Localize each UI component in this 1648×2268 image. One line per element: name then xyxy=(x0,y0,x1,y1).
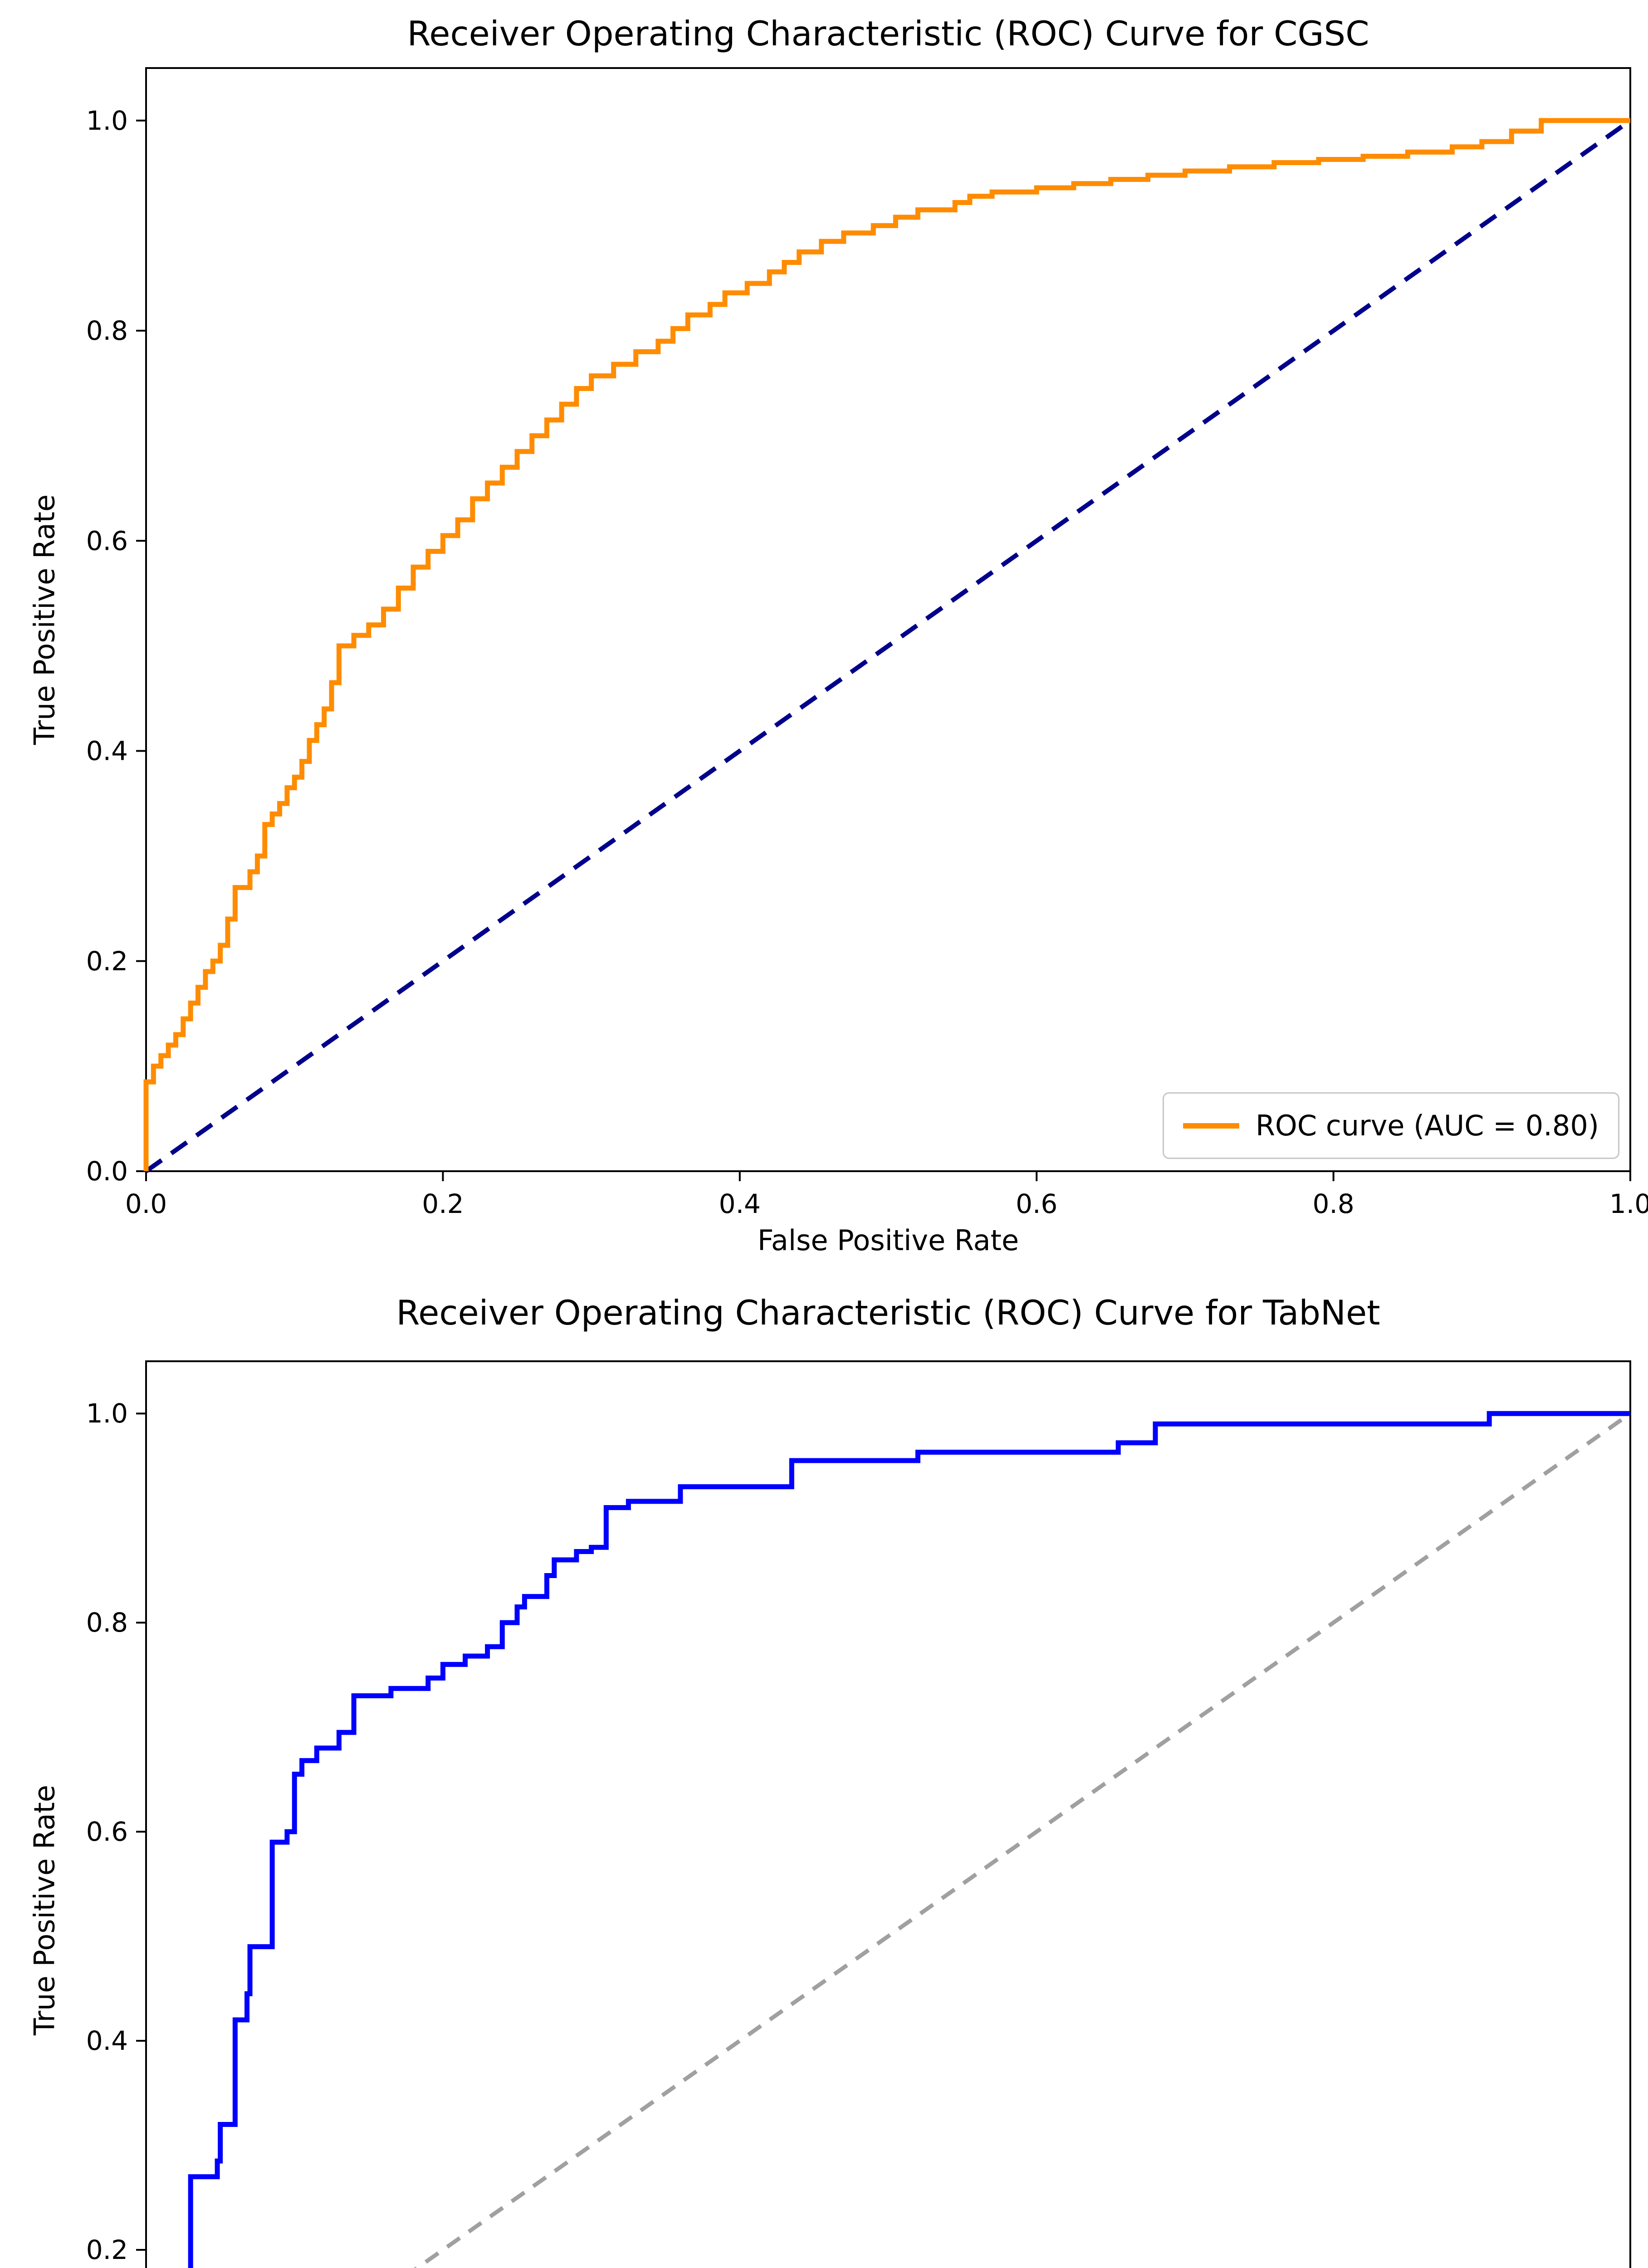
legend-box-cgsc: ROC curve (AUC = 0.80) xyxy=(1162,1092,1619,1159)
y-tick-label: 0.8 xyxy=(86,315,128,346)
y-tick-label: 0.4 xyxy=(86,2025,128,2056)
y-tick-label: 1.0 xyxy=(86,105,128,136)
x-axis-label-cgsc: False Positive Rate xyxy=(757,1224,1019,1257)
legend-label: ROC curve (AUC = 0.80) xyxy=(1255,1109,1599,1142)
y-tick-label: 0.2 xyxy=(86,2234,128,2265)
y-axis-label-cgsc: True Positive Rate xyxy=(28,494,61,745)
chance-diagonal-line xyxy=(413,1412,1632,2268)
axes-spines xyxy=(145,1360,1631,2268)
y-tick-label: 0.6 xyxy=(86,525,128,556)
y-tick-label: 1.0 xyxy=(86,1398,128,1429)
x-tick-label: 0.8 xyxy=(1312,1188,1354,1219)
roc-curve-line xyxy=(188,1411,1630,2268)
chance-diagonal-line xyxy=(145,118,1632,1173)
roc-curve-line xyxy=(143,118,1630,1171)
legend-line-swatch-orange xyxy=(1183,1123,1239,1129)
y-tick-label: 0.4 xyxy=(86,736,128,767)
chart-title-tabnet: Receiver Operating Characteristic (ROC) … xyxy=(396,1293,1380,1333)
x-tick-label: 0.0 xyxy=(125,1188,167,1219)
chart-title-cgsc: Receiver Operating Characteristic (ROC) … xyxy=(407,14,1369,54)
x-tick-label: 0.4 xyxy=(719,1188,761,1219)
y-tick-label: 0.6 xyxy=(86,1816,128,1847)
y-tick-label: 0.2 xyxy=(86,946,128,977)
y-tick-label: 0.8 xyxy=(86,1607,128,1638)
x-tick-label: 1.0 xyxy=(1609,1188,1648,1219)
axes-spines xyxy=(145,67,1631,1172)
x-tick-label: 0.6 xyxy=(1016,1188,1057,1219)
y-axis-label-tabnet: True Positive Rate xyxy=(28,1784,61,2036)
y-tick-label: 0.0 xyxy=(86,1156,128,1187)
x-tick-label: 0.2 xyxy=(422,1188,464,1219)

========

_THE TASK_
Rewrite the records above, replacing every "y-tick-label" with "y-axis-tick-label" and leaving everything else unchanged. Omit the pictures.

_RESULT_
Localize each UI component in this 1648×2268 image. One line per element: name then xyxy=(x0,y0,x1,y1).
legend-box-cgsc: ROC curve (AUC = 0.80) xyxy=(1162,1092,1619,1159)
y-axis-tick-label: 0.8 xyxy=(86,315,128,346)
y-axis-tick-label: 0.4 xyxy=(86,2025,128,2056)
y-axis-tick-label: 1.0 xyxy=(86,105,128,136)
x-axis-label-cgsc: False Positive Rate xyxy=(757,1224,1019,1257)
legend-label: ROC curve (AUC = 0.80) xyxy=(1255,1109,1599,1142)
y-axis-tick-label: 0.2 xyxy=(86,2234,128,2265)
y-axis-label-cgsc: True Positive Rate xyxy=(28,494,61,745)
chance-diagonal-line xyxy=(413,1412,1632,2268)
axes-spines xyxy=(145,1360,1631,2268)
y-axis-tick-label: 0.6 xyxy=(86,525,128,556)
y-axis-tick-label: 1.0 xyxy=(86,1398,128,1429)
x-tick-label: 0.8 xyxy=(1312,1188,1354,1219)
roc-curve-line xyxy=(188,1411,1630,2268)
chance-diagonal-line xyxy=(145,118,1632,1173)
roc-curve-line xyxy=(143,118,1630,1171)
legend-line-swatch-orange xyxy=(1183,1123,1239,1129)
y-axis-tick-label: 0.4 xyxy=(86,736,128,767)
chart-title-tabnet: Receiver Operating Characteristic (ROC) … xyxy=(396,1293,1380,1333)
x-tick-label: 0.0 xyxy=(125,1188,167,1219)
chart-title-cgsc: Receiver Operating Characteristic (ROC) … xyxy=(407,14,1369,54)
x-tick-label: 0.4 xyxy=(719,1188,761,1219)
y-axis-tick-label: 0.6 xyxy=(86,1816,128,1847)
y-axis-tick-label: 0.2 xyxy=(86,946,128,977)
y-axis-tick-label: 0.8 xyxy=(86,1607,128,1638)
x-tick-label: 1.0 xyxy=(1609,1188,1648,1219)
axes-spines xyxy=(145,67,1631,1172)
x-tick-label: 0.6 xyxy=(1016,1188,1057,1219)
y-axis-label-tabnet: True Positive Rate xyxy=(28,1784,61,2036)
y-axis-tick-label: 0.0 xyxy=(86,1156,128,1187)
x-tick-label: 0.2 xyxy=(422,1188,464,1219)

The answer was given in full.